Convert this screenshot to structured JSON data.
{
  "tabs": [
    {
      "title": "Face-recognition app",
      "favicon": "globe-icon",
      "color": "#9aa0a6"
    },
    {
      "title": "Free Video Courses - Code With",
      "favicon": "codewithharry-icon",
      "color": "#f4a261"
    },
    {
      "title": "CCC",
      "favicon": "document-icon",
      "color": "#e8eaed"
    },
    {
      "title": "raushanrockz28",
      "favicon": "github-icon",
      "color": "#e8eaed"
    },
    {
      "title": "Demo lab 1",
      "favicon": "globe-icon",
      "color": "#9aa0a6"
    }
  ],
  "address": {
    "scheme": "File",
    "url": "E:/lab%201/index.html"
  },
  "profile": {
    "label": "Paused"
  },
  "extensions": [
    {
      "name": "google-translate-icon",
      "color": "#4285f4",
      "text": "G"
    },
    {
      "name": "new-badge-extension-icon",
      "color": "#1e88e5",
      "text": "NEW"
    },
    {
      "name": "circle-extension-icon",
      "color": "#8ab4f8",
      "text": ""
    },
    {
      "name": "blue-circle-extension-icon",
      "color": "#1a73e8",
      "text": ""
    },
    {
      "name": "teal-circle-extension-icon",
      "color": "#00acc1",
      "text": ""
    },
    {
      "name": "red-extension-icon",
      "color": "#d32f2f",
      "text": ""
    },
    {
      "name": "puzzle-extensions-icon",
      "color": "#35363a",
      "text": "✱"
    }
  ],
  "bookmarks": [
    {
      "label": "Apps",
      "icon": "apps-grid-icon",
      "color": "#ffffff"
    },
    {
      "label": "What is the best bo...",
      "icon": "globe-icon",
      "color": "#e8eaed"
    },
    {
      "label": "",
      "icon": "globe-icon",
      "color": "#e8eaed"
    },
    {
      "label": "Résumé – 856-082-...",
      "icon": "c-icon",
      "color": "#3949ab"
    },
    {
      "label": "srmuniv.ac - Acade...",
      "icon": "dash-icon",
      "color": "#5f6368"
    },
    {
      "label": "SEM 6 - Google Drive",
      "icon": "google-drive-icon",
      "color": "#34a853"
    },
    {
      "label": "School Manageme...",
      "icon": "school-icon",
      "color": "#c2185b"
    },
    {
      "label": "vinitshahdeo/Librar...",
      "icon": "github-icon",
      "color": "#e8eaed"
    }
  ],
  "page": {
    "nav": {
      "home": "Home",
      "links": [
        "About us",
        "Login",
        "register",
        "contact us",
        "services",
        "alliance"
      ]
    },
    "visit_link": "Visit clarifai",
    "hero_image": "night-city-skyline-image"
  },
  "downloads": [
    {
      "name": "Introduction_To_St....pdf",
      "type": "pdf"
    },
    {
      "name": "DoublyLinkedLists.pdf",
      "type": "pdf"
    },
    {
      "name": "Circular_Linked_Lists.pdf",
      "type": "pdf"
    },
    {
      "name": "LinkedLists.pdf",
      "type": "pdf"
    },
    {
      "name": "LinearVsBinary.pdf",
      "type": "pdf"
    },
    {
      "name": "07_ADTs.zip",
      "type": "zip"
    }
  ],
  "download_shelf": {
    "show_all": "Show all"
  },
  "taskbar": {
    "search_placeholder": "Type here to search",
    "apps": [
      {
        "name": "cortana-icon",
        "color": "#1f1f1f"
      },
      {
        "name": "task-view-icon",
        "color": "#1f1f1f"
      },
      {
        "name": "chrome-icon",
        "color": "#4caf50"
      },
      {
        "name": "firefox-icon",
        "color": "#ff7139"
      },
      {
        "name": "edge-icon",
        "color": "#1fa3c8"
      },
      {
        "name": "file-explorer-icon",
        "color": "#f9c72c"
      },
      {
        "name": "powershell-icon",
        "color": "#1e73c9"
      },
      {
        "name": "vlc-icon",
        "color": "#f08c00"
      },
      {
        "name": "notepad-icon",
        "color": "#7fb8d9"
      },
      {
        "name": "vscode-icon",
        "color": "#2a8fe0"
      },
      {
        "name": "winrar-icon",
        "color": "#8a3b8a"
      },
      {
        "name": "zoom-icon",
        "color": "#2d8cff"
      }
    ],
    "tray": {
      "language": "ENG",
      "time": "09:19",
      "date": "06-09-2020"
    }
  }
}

◇ ◇ ◇ ◇

*Directions*. Print the entries exactly. Include every one.

*Exercise answer*.
Convert this screenshot to structured JSON data.
{
  "tabs": [
    {
      "title": "Face-recognition app",
      "favicon": "globe-icon",
      "color": "#9aa0a6"
    },
    {
      "title": "Free Video Courses - Code With",
      "favicon": "codewithharry-icon",
      "color": "#f4a261"
    },
    {
      "title": "CCC",
      "favicon": "document-icon",
      "color": "#e8eaed"
    },
    {
      "title": "raushanrockz28",
      "favicon": "github-icon",
      "color": "#e8eaed"
    },
    {
      "title": "Demo lab 1",
      "favicon": "globe-icon",
      "color": "#9aa0a6"
    }
  ],
  "address": {
    "scheme": "File",
    "url": "E:/lab%201/index.html"
  },
  "profile": {
    "label": "Paused"
  },
  "extensions": [
    {
      "name": "google-translate-icon",
      "color": "#4285f4",
      "text": "G"
    },
    {
      "name": "new-badge-extension-icon",
      "color": "#1e88e5",
      "text": "NEW"
    },
    {
      "name": "circle-extension-icon",
      "color": "#8ab4f8",
      "text": ""
    },
    {
      "name": "blue-circle-extension-icon",
      "color": "#1a73e8",
      "text": ""
    },
    {
      "name": "teal-circle-extension-icon",
      "color": "#00acc1",
      "text": ""
    },
    {
      "name": "red-extension-icon",
      "color": "#d32f2f",
      "text": ""
    },
    {
      "name": "puzzle-extensions-icon",
      "color": "#35363a",
      "text": "✱"
    }
  ],
  "bookmarks": [
    {
      "label": "Apps",
      "icon": "apps-grid-icon",
      "color": "#ffffff"
    },
    {
      "label": "What is the best bo...",
      "icon": "globe-icon",
      "color": "#e8eaed"
    },
    {
      "label": "",
      "icon": "globe-icon",
      "color": "#e8eaed"
    },
    {
      "label": "Résumé – 856-082-...",
      "icon": "c-icon",
      "color": "#3949ab"
    },
    {
      "label": "srmuniv.ac - Acade...",
      "icon": "dash-icon",
      "color": "#5f6368"
    },
    {
      "label": "SEM 6 - Google Drive",
      "icon": "google-drive-icon",
      "color": "#34a853"
    },
    {
      "label": "School Manageme...",
      "icon": "school-icon",
      "color": "#c2185b"
    },
    {
      "label": "vinitshahdeo/Librar...",
      "icon": "github-icon",
      "color": "#e8eaed"
    }
  ],
  "page": {
    "nav": {
      "home": "Home",
      "links": [
        "About us",
        "Login",
        "register",
        "contact us",
        "services",
        "alliance"
      ]
    },
    "visit_link": "Visit clarifai",
    "hero_image": "night-city-skyline-image"
  },
  "downloads": [
    {
      "name": "Introduction_To_St....pdf",
      "type": "pdf"
    },
    {
      "name": "DoublyLinkedLists.pdf",
      "type": "pdf"
    },
    {
      "name": "Circular_Linked_Lists.pdf",
      "type": "pdf"
    },
    {
      "name": "LinkedLists.pdf",
      "type": "pdf"
    },
    {
      "name": "LinearVsBinary.pdf",
      "type": "pdf"
    },
    {
      "name": "07_ADTs.zip",
      "type": "zip"
    }
  ],
  "download_shelf": {
    "show_all": "Show all"
  },
  "taskbar": {
    "search_placeholder": "Type here to search",
    "apps": [
      {
        "name": "cortana-icon",
        "color": "#1f1f1f"
      },
      {
        "name": "task-view-icon",
        "color": "#1f1f1f"
      },
      {
        "name": "chrome-icon",
        "color": "#4caf50"
      },
      {
        "name": "firefox-icon",
        "color": "#ff7139"
      },
      {
        "name": "edge-icon",
        "color": "#1fa3c8"
      },
      {
        "name": "file-explorer-icon",
        "color": "#f9c72c"
      },
      {
        "name": "powershell-icon",
        "color": "#1e73c9"
      },
      {
        "name": "vlc-icon",
        "color": "#f08c00"
      },
      {
        "name": "notepad-icon",
        "color": "#7fb8d9"
      },
      {
        "name": "vscode-icon",
        "color": "#2a8fe0"
      },
      {
        "name": "winrar-icon",
        "color": "#8a3b8a"
      },
      {
        "name": "zoom-icon",
        "color": "#2d8cff"
      }
    ],
    "tray": {
      "language": "ENG",
      "time": "09:19",
      "date": "06-09-2020"
    }
  }
}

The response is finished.